[Data excerpts]

---*---

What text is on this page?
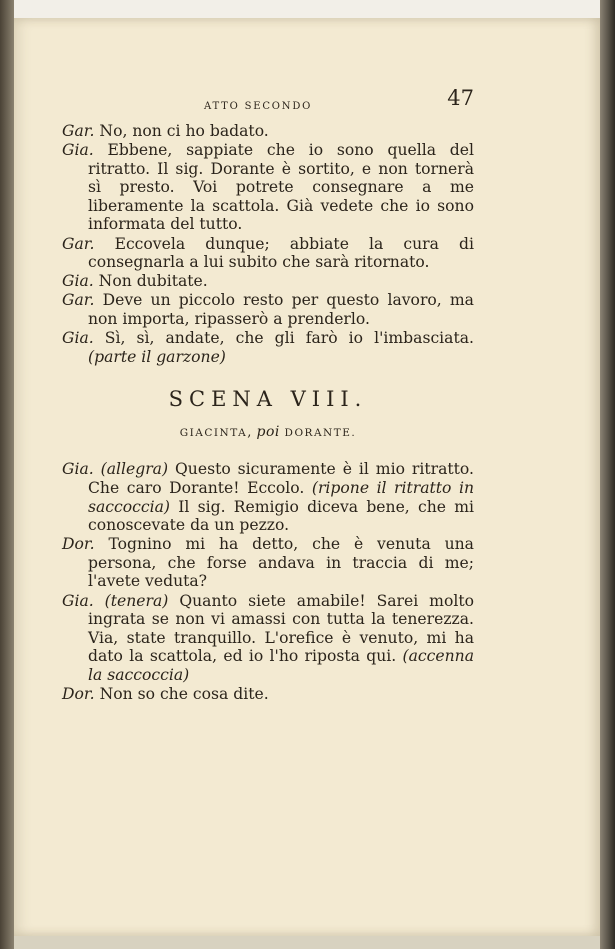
ATTO SECONDO	47

Gar. No, non ci ho badato.

Gia. Ebbene, sappiate che io sono quella del ritratto. Il sig. Dorante è sortito, e non tornerà sì presto. Voi potrete consegnare a me liberamente la scattola. Già vedete che io sono informata del tutto.

Gar. Eccovela dunque; abbiate la cura di consegnarla a lui subito che sarà ritornato.

Gia. Non dubitate.

Gar. Deve un piccolo resto per questo lavoro, ma non importa, ripasserò a prenderlo.

Gia. Sì, sì, andate, che gli farò io l'imbasciata. (parte il garzone)

SCENA VIII.
GIACINTA, poi DORANTE.

Gia. (allegra) Questo sicuramente è il mio ritratto. Che caro Dorante! Eccolo. (ripone il ritratto in saccoccia) Il sig. Remigio diceva bene, che mi conoscevate da un pezzo.

Dor. Tognino mi ha detto, che è venuta una persona, che forse andava in traccia di me; l'avete veduta?

Gia. (tenera) Quanto siete amabile! Sarei molto ingrata se non vi amassi con tutta la tenerezza. Via, state tranquillo. L'orefice è venuto, mi ha dato la scattola, ed io l'ho riposta qui. (accenna la saccoccia)

Dor. Non so che cosa dite.
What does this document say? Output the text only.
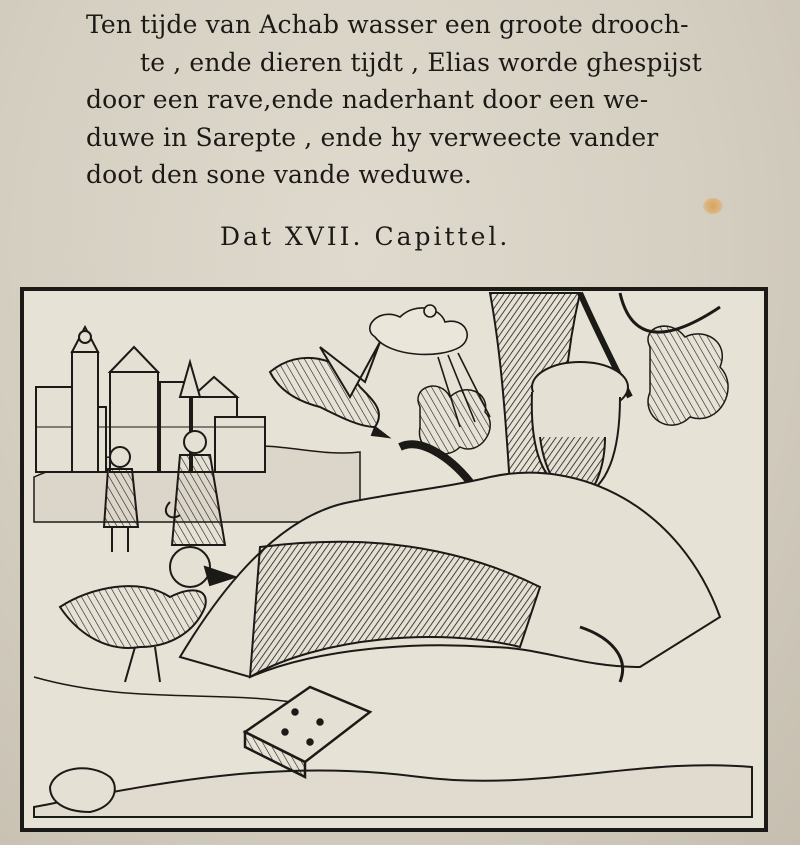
Ten tijde van Achab wasser een groote drooch-
te , ende dieren tijdt , Elias worde ghespijst
door een rave,ende naderhant door een we-
duwe in Sarepte , ende hy verweecte vander
doot den sone vande weduwe.
Dat XVII. Capittel.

---*---

• _What you need to do_
From the line containing "What does this" down to the last line of the entries above, copy each line exactly and nothing more. Leave pictures out.

• _Written answer_
What does this document say? Output the text only.
Ten tijde van Achab wasser een groote drooch-
te , ende dieren tijdt , Elias worde ghespijst
door een rave,ende naderhant door een we-
duwe in Sarepte , ende hy verweecte vander
doot den sone vande weduwe.
Dat XVII. Capittel.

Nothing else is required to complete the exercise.